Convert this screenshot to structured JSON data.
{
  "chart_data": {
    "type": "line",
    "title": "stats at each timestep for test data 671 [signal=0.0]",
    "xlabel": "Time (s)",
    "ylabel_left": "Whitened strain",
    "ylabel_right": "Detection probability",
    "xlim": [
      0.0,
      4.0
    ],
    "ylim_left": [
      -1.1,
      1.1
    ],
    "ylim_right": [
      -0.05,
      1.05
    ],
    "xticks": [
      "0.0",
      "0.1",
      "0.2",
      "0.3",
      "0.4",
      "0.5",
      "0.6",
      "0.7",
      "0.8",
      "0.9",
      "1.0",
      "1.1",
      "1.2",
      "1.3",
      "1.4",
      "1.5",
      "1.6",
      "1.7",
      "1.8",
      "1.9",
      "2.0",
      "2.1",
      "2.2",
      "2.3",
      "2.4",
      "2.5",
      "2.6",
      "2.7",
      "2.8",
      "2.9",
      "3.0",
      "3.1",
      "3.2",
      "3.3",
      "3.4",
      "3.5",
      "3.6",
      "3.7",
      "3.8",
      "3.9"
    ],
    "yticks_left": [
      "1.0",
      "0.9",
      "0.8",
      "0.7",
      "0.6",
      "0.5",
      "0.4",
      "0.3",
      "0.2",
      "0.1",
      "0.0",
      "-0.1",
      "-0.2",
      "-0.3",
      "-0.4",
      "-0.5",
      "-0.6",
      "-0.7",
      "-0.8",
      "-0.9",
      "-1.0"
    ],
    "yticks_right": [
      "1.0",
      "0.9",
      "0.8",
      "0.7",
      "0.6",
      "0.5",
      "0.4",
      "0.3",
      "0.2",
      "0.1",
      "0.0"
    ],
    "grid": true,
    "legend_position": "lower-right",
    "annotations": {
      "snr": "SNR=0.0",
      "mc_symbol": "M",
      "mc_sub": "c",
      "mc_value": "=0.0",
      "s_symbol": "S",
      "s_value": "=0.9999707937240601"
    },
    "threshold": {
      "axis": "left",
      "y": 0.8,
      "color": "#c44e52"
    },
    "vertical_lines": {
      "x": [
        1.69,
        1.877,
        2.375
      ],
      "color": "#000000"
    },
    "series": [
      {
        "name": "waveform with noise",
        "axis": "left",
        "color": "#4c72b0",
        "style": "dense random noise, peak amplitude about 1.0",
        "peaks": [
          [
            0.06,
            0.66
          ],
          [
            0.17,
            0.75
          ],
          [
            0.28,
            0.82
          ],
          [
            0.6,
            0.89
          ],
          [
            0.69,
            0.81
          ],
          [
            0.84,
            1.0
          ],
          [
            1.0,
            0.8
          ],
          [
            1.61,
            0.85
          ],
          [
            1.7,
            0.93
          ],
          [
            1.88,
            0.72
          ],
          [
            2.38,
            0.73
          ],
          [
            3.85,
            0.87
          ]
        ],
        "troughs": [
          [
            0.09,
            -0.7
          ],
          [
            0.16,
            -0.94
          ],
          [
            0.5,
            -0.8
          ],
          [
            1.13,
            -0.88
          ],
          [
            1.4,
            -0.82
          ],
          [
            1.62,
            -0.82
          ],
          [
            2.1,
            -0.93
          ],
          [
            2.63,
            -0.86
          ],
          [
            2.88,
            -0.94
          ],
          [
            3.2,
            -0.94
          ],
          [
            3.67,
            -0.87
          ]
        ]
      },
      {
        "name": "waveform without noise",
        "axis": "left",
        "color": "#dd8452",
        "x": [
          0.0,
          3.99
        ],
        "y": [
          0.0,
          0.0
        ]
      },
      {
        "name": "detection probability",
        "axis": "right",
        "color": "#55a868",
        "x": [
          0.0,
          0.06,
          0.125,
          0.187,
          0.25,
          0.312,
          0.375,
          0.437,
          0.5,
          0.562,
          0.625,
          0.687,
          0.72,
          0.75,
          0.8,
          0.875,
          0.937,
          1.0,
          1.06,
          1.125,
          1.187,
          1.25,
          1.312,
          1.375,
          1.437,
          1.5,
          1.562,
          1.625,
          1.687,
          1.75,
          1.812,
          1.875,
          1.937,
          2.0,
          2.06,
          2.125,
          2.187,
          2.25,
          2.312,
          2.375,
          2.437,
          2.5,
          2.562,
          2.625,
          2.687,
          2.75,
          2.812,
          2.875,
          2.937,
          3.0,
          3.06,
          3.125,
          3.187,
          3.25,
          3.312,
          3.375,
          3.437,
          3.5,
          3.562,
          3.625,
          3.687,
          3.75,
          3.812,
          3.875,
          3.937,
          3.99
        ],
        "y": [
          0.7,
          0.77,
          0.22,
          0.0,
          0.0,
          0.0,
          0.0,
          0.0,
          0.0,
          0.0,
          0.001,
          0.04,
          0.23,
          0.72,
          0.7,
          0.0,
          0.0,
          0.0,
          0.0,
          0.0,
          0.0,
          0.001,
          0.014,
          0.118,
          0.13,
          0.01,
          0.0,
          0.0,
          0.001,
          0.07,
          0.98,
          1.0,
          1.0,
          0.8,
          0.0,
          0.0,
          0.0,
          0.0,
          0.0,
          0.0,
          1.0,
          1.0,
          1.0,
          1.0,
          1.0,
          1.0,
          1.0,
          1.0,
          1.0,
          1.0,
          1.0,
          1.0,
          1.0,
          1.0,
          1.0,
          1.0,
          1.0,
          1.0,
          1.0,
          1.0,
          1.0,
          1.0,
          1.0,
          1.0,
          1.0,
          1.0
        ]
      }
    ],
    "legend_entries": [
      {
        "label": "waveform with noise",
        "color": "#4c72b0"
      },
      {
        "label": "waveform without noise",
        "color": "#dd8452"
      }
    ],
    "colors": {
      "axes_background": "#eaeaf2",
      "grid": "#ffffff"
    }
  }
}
.....
Copy all of the data exactly.

Convert this screenshot to structured JSON data.
{
  "chart_data": {
    "type": "line",
    "title": "stats at each timestep for test data 671 [signal=0.0]",
    "xlabel": "Time (s)",
    "ylabel_left": "Whitened strain",
    "ylabel_right": "Detection probability",
    "xlim": [
      0.0,
      4.0
    ],
    "ylim_left": [
      -1.1,
      1.1
    ],
    "ylim_right": [
      -0.05,
      1.05
    ],
    "xticks": [
      "0.0",
      "0.1",
      "0.2",
      "0.3",
      "0.4",
      "0.5",
      "0.6",
      "0.7",
      "0.8",
      "0.9",
      "1.0",
      "1.1",
      "1.2",
      "1.3",
      "1.4",
      "1.5",
      "1.6",
      "1.7",
      "1.8",
      "1.9",
      "2.0",
      "2.1",
      "2.2",
      "2.3",
      "2.4",
      "2.5",
      "2.6",
      "2.7",
      "2.8",
      "2.9",
      "3.0",
      "3.1",
      "3.2",
      "3.3",
      "3.4",
      "3.5",
      "3.6",
      "3.7",
      "3.8",
      "3.9"
    ],
    "yticks_left": [
      "1.0",
      "0.9",
      "0.8",
      "0.7",
      "0.6",
      "0.5",
      "0.4",
      "0.3",
      "0.2",
      "0.1",
      "0.0",
      "-0.1",
      "-0.2",
      "-0.3",
      "-0.4",
      "-0.5",
      "-0.6",
      "-0.7",
      "-0.8",
      "-0.9",
      "-1.0"
    ],
    "yticks_right": [
      "1.0",
      "0.9",
      "0.8",
      "0.7",
      "0.6",
      "0.5",
      "0.4",
      "0.3",
      "0.2",
      "0.1",
      "0.0"
    ],
    "grid": true,
    "legend_position": "lower-right",
    "annotations": {
      "snr": "SNR=0.0",
      "mc_symbol": "M",
      "mc_sub": "c",
      "mc_value": "=0.0",
      "s_symbol": "S",
      "s_value": "=0.9999707937240601"
    },
    "threshold": {
      "axis": "left",
      "y": 0.8,
      "color": "#c44e52"
    },
    "vertical_lines": {
      "x": [
        1.69,
        1.877,
        2.375
      ],
      "color": "#000000"
    },
    "series": [
      {
        "name": "waveform with noise",
        "axis": "left",
        "color": "#4c72b0",
        "style": "dense random noise, peak amplitude about 1.0",
        "peaks": [
          [
            0.06,
            0.66
          ],
          [
            0.17,
            0.75
          ],
          [
            0.28,
            0.82
          ],
          [
            0.6,
            0.89
          ],
          [
            0.69,
            0.81
          ],
          [
            0.84,
            1.0
          ],
          [
            1.0,
            0.8
          ],
          [
            1.61,
            0.85
          ],
          [
            1.7,
            0.93
          ],
          [
            1.88,
            0.72
          ],
          [
            2.38,
            0.73
          ],
          [
            3.85,
            0.87
          ]
        ],
        "troughs": [
          [
            0.09,
            -0.7
          ],
          [
            0.16,
            -0.94
          ],
          [
            0.5,
            -0.8
          ],
          [
            1.13,
            -0.88
          ],
          [
            1.4,
            -0.82
          ],
          [
            1.62,
            -0.82
          ],
          [
            2.1,
            -0.93
          ],
          [
            2.63,
            -0.86
          ],
          [
            2.88,
            -0.94
          ],
          [
            3.2,
            -0.94
          ],
          [
            3.67,
            -0.87
          ]
        ]
      },
      {
        "name": "waveform without noise",
        "axis": "left",
        "color": "#dd8452",
        "x": [
          0.0,
          3.99
        ],
        "y": [
          0.0,
          0.0
        ]
      },
      {
        "name": "detection probability",
        "axis": "right",
        "color": "#55a868",
        "x": [
          0.0,
          0.06,
          0.125,
          0.187,
          0.25,
          0.312,
          0.375,
          0.437,
          0.5,
          0.562,
          0.625,
          0.687,
          0.72,
          0.75,
          0.8,
          0.875,
          0.937,
          1.0,
          1.06,
          1.125,
          1.187,
          1.25,
          1.312,
          1.375,
          1.437,
          1.5,
          1.562,
          1.625,
          1.687,
          1.75,
          1.812,
          1.875,
          1.937,
          2.0,
          2.06,
          2.125,
          2.187,
          2.25,
          2.312,
          2.375,
          2.437,
          2.5,
          2.562,
          2.625,
          2.687,
          2.75,
          2.812,
          2.875,
          2.937,
          3.0,
          3.06,
          3.125,
          3.187,
          3.25,
          3.312,
          3.375,
          3.437,
          3.5,
          3.562,
          3.625,
          3.687,
          3.75,
          3.812,
          3.875,
          3.937,
          3.99
        ],
        "y": [
          0.7,
          0.77,
          0.22,
          0.0,
          0.0,
          0.0,
          0.0,
          0.0,
          0.0,
          0.0,
          0.001,
          0.04,
          0.23,
          0.72,
          0.7,
          0.0,
          0.0,
          0.0,
          0.0,
          0.0,
          0.0,
          0.001,
          0.014,
          0.118,
          0.13,
          0.01,
          0.0,
          0.0,
          0.001,
          0.07,
          0.98,
          1.0,
          1.0,
          0.8,
          0.0,
          0.0,
          0.0,
          0.0,
          0.0,
          0.0,
          1.0,
          1.0,
          1.0,
          1.0,
          1.0,
          1.0,
          1.0,
          1.0,
          1.0,
          1.0,
          1.0,
          1.0,
          1.0,
          1.0,
          1.0,
          1.0,
          1.0,
          1.0,
          1.0,
          1.0,
          1.0,
          1.0,
          1.0,
          1.0,
          1.0,
          1.0
        ]
      }
    ],
    "legend_entries": [
      {
        "label": "waveform with noise",
        "color": "#4c72b0"
      },
      {
        "label": "waveform without noise",
        "color": "#dd8452"
      }
    ],
    "colors": {
      "axes_background": "#eaeaf2",
      "grid": "#ffffff"
    }
  }
}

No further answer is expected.